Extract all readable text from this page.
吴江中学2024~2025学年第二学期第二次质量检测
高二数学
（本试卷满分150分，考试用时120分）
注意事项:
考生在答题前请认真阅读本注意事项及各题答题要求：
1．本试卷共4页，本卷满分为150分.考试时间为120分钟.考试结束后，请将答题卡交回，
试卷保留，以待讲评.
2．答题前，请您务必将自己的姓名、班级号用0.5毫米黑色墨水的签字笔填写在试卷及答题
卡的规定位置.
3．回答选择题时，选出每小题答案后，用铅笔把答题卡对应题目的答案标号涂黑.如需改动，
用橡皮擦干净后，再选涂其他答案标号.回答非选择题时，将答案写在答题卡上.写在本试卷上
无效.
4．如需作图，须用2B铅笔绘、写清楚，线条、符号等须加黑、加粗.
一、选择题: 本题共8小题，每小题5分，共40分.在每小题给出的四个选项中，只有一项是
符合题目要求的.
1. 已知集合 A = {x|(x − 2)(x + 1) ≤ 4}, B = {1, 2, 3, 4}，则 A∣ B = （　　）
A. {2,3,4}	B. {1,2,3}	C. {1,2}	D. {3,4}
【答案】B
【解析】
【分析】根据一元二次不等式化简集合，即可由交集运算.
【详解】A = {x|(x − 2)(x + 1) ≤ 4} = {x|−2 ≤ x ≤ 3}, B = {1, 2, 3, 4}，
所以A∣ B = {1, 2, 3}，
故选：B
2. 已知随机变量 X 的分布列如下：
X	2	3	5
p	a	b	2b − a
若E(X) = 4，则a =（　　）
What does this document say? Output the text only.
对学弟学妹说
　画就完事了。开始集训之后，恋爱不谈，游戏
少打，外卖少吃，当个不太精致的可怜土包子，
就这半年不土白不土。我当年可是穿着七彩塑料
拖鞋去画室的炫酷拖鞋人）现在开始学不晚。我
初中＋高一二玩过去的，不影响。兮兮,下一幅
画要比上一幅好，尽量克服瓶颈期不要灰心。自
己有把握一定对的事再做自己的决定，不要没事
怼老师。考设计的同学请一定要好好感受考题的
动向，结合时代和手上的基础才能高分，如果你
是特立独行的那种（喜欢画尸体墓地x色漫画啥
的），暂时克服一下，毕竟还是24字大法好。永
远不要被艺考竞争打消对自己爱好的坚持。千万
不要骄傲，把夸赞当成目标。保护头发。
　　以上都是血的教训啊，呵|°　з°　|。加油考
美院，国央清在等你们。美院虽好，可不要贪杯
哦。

- [SHORT TASK]
Find the line that contains "What does this" in the listing above. Retype it and every line after it up to the last, exactly, and nothing else.

- [IN RESPONSE]
What does this document say? Output the text only.
对学弟学妹说
　画就完事了。开始集训之后，恋爱不谈，游戏
少打，外卖少吃，当个不太精致的可怜土包子，
就这半年不土白不土。我当年可是穿着七彩塑料
拖鞋去画室的炫酷拖鞋人）现在开始学不晚。我
初中＋高一二玩过去的，不影响。兮兮,下一幅
画要比上一幅好，尽量克服瓶颈期不要灰心。自
己有把握一定对的事再做自己的决定，不要没事
怼老师。考设计的同学请一定要好好感受考题的
动向，结合时代和手上的基础才能高分，如果你
是特立独行的那种（喜欢画尸体墓地x色漫画啥
的），暂时克服一下，毕竟还是24字大法好。永
远不要被艺考竞争打消对自己爱好的坚持。千万
不要骄傲，把夸赞当成目标。保护头发。
　　以上都是血的教训啊，呵|°　з°　|。加油考
美院，国央清在等你们。美院虽好，可不要贪杯
哦。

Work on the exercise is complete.